Stored data:
※

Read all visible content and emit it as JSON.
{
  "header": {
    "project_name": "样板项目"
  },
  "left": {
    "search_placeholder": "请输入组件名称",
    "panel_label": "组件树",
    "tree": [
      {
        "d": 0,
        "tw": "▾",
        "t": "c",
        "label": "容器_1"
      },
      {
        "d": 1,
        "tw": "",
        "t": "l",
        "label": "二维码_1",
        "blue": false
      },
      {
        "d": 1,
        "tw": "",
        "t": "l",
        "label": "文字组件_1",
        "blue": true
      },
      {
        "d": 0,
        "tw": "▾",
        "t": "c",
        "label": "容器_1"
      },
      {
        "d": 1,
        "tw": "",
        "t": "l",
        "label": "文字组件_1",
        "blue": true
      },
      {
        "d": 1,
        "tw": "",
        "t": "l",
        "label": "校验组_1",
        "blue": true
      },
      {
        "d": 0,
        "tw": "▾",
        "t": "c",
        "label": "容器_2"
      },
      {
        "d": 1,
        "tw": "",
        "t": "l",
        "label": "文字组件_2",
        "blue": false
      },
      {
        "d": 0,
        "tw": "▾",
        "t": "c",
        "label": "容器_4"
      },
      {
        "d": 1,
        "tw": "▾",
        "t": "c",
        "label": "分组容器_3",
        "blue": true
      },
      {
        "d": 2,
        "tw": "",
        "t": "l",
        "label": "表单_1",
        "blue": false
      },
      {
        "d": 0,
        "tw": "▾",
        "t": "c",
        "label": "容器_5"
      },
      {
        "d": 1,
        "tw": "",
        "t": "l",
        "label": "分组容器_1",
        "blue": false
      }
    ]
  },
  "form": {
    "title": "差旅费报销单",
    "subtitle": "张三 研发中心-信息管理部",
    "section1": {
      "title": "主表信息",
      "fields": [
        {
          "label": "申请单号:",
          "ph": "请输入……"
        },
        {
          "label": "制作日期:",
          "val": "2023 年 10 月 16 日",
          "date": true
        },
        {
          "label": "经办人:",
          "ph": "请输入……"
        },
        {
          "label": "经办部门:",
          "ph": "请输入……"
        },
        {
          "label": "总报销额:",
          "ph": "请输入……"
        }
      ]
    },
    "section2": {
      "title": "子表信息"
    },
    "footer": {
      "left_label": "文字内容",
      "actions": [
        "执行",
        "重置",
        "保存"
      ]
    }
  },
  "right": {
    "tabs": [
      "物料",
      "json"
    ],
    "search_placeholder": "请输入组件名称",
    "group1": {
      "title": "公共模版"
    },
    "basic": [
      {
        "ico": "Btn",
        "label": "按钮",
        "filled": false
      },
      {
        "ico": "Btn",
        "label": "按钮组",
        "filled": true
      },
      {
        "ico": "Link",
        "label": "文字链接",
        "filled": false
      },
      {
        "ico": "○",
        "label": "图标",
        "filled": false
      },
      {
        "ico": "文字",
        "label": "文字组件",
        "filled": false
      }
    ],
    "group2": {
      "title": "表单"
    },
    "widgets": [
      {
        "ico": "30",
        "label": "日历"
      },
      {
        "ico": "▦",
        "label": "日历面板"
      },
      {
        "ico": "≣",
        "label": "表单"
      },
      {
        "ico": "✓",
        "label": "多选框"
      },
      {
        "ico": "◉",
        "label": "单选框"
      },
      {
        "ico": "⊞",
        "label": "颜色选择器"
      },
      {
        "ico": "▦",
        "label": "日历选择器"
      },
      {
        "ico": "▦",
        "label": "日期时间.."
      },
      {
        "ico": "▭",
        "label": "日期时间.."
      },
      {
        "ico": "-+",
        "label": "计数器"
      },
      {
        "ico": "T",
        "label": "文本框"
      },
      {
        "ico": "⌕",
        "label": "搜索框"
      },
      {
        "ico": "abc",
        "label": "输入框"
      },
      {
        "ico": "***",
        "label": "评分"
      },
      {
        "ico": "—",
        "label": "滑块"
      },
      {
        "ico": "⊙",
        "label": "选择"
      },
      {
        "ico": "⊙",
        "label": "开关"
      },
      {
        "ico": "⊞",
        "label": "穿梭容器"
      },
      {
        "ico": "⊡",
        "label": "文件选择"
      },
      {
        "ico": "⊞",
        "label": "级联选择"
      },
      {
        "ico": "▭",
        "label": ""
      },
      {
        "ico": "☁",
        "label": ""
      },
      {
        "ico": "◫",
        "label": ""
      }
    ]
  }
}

※

[WRITTEN TASK] Exactly reproduce every line of the records.

[ANSWER TO THE PROBLEM]
Read all visible content and emit it as JSON.
{
  "header": {
    "project_name": "样板项目"
  },
  "left": {
    "search_placeholder": "请输入组件名称",
    "panel_label": "组件树",
    "tree": [
      {
        "d": 0,
        "tw": "▾",
        "t": "c",
        "label": "容器_1"
      },
      {
        "d": 1,
        "tw": "",
        "t": "l",
        "label": "二维码_1",
        "blue": false
      },
      {
        "d": 1,
        "tw": "",
        "t": "l",
        "label": "文字组件_1",
        "blue": true
      },
      {
        "d": 0,
        "tw": "▾",
        "t": "c",
        "label": "容器_1"
      },
      {
        "d": 1,
        "tw": "",
        "t": "l",
        "label": "文字组件_1",
        "blue": true
      },
      {
        "d": 1,
        "tw": "",
        "t": "l",
        "label": "校验组_1",
        "blue": true
      },
      {
        "d": 0,
        "tw": "▾",
        "t": "c",
        "label": "容器_2"
      },
      {
        "d": 1,
        "tw": "",
        "t": "l",
        "label": "文字组件_2",
        "blue": false
      },
      {
        "d": 0,
        "tw": "▾",
        "t": "c",
        "label": "容器_4"
      },
      {
        "d": 1,
        "tw": "▾",
        "t": "c",
        "label": "分组容器_3",
        "blue": true
      },
      {
        "d": 2,
        "tw": "",
        "t": "l",
        "label": "表单_1",
        "blue": false
      },
      {
        "d": 0,
        "tw": "▾",
        "t": "c",
        "label": "容器_5"
      },
      {
        "d": 1,
        "tw": "",
        "t": "l",
        "label": "分组容器_1",
        "blue": false
      }
    ]
  },
  "form": {
    "title": "差旅费报销单",
    "subtitle": "张三 研发中心-信息管理部",
    "section1": {
      "title": "主表信息",
      "fields": [
        {
          "label": "申请单号:",
          "ph": "请输入……"
        },
        {
          "label": "制作日期:",
          "val": "2023 年 10 月 16 日",
          "date": true
        },
        {
          "label": "经办人:",
          "ph": "请输入……"
        },
        {
          "label": "经办部门:",
          "ph": "请输入……"
        },
        {
          "label": "总报销额:",
          "ph": "请输入……"
        }
      ]
    },
    "section2": {
      "title": "子表信息"
    },
    "footer": {
      "left_label": "文字内容",
      "actions": [
        "执行",
        "重置",
        "保存"
      ]
    }
  },
  "right": {
    "tabs": [
      "物料",
      "json"
    ],
    "search_placeholder": "请输入组件名称",
    "group1": {
      "title": "公共模版"
    },
    "basic": [
      {
        "ico": "Btn",
        "label": "按钮",
        "filled": false
      },
      {
        "ico": "Btn",
        "label": "按钮组",
        "filled": true
      },
      {
        "ico": "Link",
        "label": "文字链接",
        "filled": false
      },
      {
        "ico": "○",
        "label": "图标",
        "filled": false
      },
      {
        "ico": "文字",
        "label": "文字组件",
        "filled": false
      }
    ],
    "group2": {
      "title": "表单"
    },
    "widgets": [
      {
        "ico": "30",
        "label": "日历"
      },
      {
        "ico": "▦",
        "label": "日历面板"
      },
      {
        "ico": "≣",
        "label": "表单"
      },
      {
        "ico": "✓",
        "label": "多选框"
      },
      {
        "ico": "◉",
        "label": "单选框"
      },
      {
        "ico": "⊞",
        "label": "颜色选择器"
      },
      {
        "ico": "▦",
        "label": "日历选择器"
      },
      {
        "ico": "▦",
        "label": "日期时间.."
      },
      {
        "ico": "▭",
        "label": "日期时间.."
      },
      {
        "ico": "-+",
        "label": "计数器"
      },
      {
        "ico": "T",
        "label": "文本框"
      },
      {
        "ico": "⌕",
        "label": "搜索框"
      },
      {
        "ico": "abc",
        "label": "输入框"
      },
      {
        "ico": "***",
        "label": "评分"
      },
      {
        "ico": "—",
        "label": "滑块"
      },
      {
        "ico": "⊙",
        "label": "选择"
      },
      {
        "ico": "⊙",
        "label": "开关"
      },
      {
        "ico": "⊞",
        "label": "穿梭容器"
      },
      {
        "ico": "⊡",
        "label": "文件选择"
      },
      {
        "ico": "⊞",
        "label": "级联选择"
      },
      {
        "ico": "▭",
        "label": ""
      },
      {
        "ico": "☁",
        "label": ""
      },
      {
        "ico": "◫",
        "label": ""
      }
    ]
  }
}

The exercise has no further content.